> RECORDS FOR THE EXERCISE
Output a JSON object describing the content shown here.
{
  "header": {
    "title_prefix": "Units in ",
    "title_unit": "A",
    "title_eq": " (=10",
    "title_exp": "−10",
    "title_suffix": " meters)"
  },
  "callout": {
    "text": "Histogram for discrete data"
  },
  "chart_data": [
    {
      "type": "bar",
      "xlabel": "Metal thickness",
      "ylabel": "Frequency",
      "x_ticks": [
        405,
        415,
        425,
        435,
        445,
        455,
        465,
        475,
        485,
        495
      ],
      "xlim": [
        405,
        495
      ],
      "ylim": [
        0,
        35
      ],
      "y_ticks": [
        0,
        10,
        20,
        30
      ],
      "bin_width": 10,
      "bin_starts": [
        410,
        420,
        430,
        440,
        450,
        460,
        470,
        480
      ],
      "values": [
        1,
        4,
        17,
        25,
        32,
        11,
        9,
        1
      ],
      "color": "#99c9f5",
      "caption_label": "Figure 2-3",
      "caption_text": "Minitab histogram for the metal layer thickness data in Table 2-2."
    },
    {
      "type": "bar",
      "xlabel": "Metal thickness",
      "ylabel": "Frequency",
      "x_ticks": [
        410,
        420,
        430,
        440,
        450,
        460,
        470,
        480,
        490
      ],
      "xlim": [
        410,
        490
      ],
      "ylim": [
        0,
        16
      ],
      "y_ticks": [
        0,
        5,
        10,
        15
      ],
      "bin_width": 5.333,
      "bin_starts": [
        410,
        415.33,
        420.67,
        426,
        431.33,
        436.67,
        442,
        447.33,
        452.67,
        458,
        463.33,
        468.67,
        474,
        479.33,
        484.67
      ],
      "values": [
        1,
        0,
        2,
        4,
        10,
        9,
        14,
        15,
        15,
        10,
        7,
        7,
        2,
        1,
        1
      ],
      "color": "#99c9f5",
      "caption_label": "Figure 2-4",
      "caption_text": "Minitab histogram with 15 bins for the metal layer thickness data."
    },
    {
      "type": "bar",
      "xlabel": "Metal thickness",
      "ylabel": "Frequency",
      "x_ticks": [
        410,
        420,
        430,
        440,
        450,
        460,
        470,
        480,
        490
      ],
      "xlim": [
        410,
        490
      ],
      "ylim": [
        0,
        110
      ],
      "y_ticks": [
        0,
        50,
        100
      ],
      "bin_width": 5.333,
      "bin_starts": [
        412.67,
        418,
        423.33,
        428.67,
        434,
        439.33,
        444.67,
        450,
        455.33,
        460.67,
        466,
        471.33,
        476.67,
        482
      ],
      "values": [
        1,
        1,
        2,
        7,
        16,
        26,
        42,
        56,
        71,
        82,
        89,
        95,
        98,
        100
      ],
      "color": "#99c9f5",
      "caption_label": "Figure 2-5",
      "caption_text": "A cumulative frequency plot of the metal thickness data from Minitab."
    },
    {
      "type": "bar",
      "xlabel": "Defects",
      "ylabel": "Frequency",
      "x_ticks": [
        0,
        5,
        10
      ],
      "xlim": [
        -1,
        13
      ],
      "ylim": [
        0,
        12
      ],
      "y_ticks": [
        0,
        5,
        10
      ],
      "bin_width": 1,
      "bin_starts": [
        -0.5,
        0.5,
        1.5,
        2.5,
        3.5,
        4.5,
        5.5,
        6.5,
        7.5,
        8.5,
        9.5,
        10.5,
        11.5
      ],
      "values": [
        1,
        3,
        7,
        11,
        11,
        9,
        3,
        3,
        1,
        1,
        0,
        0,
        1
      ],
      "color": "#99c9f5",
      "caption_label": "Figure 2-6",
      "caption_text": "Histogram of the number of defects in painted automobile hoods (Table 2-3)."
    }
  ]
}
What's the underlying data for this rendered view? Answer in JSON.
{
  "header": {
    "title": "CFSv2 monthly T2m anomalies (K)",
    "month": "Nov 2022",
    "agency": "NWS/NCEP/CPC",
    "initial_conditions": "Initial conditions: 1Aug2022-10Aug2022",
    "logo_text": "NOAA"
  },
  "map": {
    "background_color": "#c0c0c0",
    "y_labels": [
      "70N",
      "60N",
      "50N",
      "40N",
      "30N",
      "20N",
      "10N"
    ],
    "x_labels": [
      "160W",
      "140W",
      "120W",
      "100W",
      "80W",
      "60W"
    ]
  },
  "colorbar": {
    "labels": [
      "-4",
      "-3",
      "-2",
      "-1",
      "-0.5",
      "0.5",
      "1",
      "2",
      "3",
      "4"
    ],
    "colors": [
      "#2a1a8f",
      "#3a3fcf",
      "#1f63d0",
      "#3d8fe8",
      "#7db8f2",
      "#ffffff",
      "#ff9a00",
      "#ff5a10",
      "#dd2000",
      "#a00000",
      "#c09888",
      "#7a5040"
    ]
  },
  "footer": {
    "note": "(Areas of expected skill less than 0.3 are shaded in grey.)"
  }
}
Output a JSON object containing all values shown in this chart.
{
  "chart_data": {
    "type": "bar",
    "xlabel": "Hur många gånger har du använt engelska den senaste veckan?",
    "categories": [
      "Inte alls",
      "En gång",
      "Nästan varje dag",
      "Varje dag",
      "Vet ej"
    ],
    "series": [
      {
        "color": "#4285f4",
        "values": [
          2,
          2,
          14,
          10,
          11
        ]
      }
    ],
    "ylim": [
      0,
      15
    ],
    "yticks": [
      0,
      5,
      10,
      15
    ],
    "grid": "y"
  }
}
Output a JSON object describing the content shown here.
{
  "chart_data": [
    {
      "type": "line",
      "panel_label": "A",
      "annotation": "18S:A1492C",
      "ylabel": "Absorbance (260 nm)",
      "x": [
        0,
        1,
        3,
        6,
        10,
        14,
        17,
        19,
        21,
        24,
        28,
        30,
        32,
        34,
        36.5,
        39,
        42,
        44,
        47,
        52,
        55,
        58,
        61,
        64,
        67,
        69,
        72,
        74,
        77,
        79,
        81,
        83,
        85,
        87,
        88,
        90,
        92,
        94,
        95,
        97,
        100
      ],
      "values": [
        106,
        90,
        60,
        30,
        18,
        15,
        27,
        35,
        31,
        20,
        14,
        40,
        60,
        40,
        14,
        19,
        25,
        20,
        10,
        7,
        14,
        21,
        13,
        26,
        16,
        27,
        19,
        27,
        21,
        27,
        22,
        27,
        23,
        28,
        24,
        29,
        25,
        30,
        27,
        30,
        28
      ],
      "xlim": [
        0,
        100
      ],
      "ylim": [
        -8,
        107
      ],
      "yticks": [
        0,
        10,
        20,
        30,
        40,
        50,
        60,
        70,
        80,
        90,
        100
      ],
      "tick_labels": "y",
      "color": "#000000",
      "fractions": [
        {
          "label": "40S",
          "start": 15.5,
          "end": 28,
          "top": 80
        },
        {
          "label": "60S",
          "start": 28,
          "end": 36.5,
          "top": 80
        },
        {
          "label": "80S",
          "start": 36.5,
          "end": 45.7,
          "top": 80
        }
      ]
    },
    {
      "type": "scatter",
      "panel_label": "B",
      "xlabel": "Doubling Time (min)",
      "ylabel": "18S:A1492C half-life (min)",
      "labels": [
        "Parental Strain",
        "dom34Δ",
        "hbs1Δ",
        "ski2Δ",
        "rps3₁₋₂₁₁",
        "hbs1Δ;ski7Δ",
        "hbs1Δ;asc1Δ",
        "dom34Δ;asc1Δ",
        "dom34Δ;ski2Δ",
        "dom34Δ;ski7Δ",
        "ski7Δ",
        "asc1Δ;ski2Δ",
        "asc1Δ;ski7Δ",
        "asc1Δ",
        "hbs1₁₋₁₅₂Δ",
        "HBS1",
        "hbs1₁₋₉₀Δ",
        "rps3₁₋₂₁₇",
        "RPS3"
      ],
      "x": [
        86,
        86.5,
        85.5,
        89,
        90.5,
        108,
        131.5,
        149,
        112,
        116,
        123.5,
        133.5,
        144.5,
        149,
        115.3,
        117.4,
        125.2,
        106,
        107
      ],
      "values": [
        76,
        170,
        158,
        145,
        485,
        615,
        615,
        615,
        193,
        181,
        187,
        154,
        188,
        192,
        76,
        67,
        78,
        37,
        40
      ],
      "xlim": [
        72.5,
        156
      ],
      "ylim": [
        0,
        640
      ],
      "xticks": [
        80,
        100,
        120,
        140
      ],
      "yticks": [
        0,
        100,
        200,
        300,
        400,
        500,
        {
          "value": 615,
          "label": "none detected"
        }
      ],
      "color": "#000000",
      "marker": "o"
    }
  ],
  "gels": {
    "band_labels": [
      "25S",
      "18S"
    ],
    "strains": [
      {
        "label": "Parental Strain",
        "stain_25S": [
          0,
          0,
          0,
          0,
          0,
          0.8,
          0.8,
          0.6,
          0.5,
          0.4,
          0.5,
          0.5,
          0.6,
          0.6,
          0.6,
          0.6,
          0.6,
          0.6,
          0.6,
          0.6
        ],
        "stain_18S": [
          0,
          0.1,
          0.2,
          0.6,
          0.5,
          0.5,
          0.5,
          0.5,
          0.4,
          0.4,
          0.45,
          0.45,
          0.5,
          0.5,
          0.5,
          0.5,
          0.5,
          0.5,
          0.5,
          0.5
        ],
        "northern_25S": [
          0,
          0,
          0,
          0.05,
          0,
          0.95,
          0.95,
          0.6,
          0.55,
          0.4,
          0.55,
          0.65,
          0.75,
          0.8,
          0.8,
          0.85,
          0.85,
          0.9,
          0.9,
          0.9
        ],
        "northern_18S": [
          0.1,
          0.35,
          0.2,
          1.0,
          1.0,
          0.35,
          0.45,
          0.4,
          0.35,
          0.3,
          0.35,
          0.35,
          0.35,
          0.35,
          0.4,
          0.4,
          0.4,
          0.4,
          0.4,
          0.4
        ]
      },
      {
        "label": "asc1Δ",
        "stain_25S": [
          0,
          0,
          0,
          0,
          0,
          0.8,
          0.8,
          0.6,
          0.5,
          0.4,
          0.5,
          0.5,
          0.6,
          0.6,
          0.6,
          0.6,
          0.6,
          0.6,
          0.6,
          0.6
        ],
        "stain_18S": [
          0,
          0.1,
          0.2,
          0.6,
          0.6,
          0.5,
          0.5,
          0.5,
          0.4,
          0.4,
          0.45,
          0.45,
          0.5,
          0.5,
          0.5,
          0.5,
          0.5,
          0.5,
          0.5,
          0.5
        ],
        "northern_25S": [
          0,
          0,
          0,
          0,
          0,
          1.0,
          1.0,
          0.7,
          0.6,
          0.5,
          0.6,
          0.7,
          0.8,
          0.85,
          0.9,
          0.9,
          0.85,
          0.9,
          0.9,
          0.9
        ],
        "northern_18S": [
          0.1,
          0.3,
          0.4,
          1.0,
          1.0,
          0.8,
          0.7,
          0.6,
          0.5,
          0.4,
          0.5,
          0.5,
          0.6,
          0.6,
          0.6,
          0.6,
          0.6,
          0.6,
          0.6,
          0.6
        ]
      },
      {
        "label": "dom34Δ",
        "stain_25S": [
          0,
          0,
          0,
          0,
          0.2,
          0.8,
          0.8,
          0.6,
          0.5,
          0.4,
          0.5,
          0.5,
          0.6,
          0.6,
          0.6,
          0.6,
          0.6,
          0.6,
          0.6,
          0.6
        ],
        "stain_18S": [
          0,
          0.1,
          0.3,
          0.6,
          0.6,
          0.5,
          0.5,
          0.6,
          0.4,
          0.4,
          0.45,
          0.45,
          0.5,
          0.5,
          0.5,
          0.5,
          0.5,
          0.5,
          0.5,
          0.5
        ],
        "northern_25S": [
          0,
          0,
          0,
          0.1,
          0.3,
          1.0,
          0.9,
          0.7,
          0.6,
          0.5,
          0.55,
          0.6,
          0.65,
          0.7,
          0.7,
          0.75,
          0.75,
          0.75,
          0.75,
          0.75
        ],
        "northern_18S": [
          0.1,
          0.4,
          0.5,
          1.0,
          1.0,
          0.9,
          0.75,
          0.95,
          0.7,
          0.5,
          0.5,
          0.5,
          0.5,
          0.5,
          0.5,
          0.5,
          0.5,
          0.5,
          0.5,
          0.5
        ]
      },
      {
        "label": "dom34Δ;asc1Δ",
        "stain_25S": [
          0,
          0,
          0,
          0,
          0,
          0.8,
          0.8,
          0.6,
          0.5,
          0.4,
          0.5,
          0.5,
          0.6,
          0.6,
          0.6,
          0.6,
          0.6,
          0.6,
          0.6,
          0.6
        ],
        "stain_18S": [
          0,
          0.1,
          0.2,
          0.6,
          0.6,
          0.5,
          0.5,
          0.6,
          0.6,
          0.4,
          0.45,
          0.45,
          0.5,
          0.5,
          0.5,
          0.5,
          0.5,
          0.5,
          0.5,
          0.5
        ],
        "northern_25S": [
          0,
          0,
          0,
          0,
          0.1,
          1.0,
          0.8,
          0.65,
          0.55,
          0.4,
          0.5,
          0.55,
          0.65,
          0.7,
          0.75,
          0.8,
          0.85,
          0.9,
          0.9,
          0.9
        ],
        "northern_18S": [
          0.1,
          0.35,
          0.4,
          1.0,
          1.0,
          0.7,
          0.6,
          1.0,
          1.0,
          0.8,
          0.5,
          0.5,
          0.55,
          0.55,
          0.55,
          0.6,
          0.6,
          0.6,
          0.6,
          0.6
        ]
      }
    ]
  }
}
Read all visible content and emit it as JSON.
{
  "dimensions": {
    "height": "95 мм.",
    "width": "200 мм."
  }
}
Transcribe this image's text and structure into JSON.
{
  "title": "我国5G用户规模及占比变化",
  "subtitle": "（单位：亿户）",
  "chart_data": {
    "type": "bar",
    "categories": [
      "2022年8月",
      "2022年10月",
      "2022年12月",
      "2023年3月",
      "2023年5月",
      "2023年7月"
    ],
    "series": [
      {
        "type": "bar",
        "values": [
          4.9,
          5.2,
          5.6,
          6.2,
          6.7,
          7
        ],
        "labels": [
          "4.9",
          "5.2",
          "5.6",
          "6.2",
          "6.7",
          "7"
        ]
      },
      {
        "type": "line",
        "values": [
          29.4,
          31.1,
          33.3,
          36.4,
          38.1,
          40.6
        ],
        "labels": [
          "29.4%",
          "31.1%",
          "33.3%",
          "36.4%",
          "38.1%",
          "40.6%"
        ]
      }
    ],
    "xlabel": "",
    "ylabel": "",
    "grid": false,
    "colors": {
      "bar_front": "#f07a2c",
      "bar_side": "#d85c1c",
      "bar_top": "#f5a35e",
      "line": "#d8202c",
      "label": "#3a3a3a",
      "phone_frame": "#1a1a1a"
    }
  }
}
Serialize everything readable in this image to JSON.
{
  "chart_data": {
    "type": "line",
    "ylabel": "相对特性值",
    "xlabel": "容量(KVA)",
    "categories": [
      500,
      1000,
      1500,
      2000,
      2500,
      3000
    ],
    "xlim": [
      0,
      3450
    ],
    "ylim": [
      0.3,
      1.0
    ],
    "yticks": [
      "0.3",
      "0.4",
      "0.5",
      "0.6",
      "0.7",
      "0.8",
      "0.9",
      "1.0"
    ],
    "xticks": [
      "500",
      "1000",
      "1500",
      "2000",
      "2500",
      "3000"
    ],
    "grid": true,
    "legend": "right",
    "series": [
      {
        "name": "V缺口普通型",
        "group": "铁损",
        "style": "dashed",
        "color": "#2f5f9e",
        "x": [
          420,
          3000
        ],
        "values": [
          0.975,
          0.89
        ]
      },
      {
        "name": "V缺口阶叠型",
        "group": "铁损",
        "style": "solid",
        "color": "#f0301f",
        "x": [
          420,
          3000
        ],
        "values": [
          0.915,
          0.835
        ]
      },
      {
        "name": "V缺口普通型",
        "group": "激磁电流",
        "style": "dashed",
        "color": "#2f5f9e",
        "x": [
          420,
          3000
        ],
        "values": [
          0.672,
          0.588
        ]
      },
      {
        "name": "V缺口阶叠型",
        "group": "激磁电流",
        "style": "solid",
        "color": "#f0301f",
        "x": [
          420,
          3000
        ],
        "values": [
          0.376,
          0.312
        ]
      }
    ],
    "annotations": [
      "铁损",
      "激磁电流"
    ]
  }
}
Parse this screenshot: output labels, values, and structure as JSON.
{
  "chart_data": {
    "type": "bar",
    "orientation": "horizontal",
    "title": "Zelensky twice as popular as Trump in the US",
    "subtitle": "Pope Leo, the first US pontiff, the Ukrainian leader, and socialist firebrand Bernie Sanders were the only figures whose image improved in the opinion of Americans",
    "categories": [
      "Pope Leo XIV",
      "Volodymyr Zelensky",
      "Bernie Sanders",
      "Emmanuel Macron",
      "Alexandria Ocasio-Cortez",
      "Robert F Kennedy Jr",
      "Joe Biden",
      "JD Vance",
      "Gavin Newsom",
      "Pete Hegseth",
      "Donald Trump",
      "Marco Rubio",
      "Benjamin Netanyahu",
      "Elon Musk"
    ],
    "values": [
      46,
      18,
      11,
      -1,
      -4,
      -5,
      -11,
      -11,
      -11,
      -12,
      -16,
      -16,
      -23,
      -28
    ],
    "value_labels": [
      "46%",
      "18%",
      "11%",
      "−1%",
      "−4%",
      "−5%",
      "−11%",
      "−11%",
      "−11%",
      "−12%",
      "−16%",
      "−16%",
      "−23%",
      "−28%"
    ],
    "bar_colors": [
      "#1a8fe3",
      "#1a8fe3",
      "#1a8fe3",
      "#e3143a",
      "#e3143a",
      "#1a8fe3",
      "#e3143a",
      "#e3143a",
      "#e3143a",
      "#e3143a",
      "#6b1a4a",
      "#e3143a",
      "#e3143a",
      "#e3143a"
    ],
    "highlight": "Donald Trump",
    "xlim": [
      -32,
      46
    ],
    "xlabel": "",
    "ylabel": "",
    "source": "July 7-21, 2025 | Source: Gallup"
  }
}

> EXERCISE BRIEF
Go through the records and show every line with the string "JSON" in it.

> OUTPUT OF THE TASK
Output a JSON object describing the content shown here.
What's the underlying data for this rendered view? Answer in JSON.
Output a JSON object containing all values shown in this chart.
Output a JSON object describing the content shown here.
Read all visible content and emit it as JSON.
Transcribe this image's text and structure into JSON.
Serialize everything readable in this image to JSON.
Parse this screenshot: output labels, values, and structure as JSON.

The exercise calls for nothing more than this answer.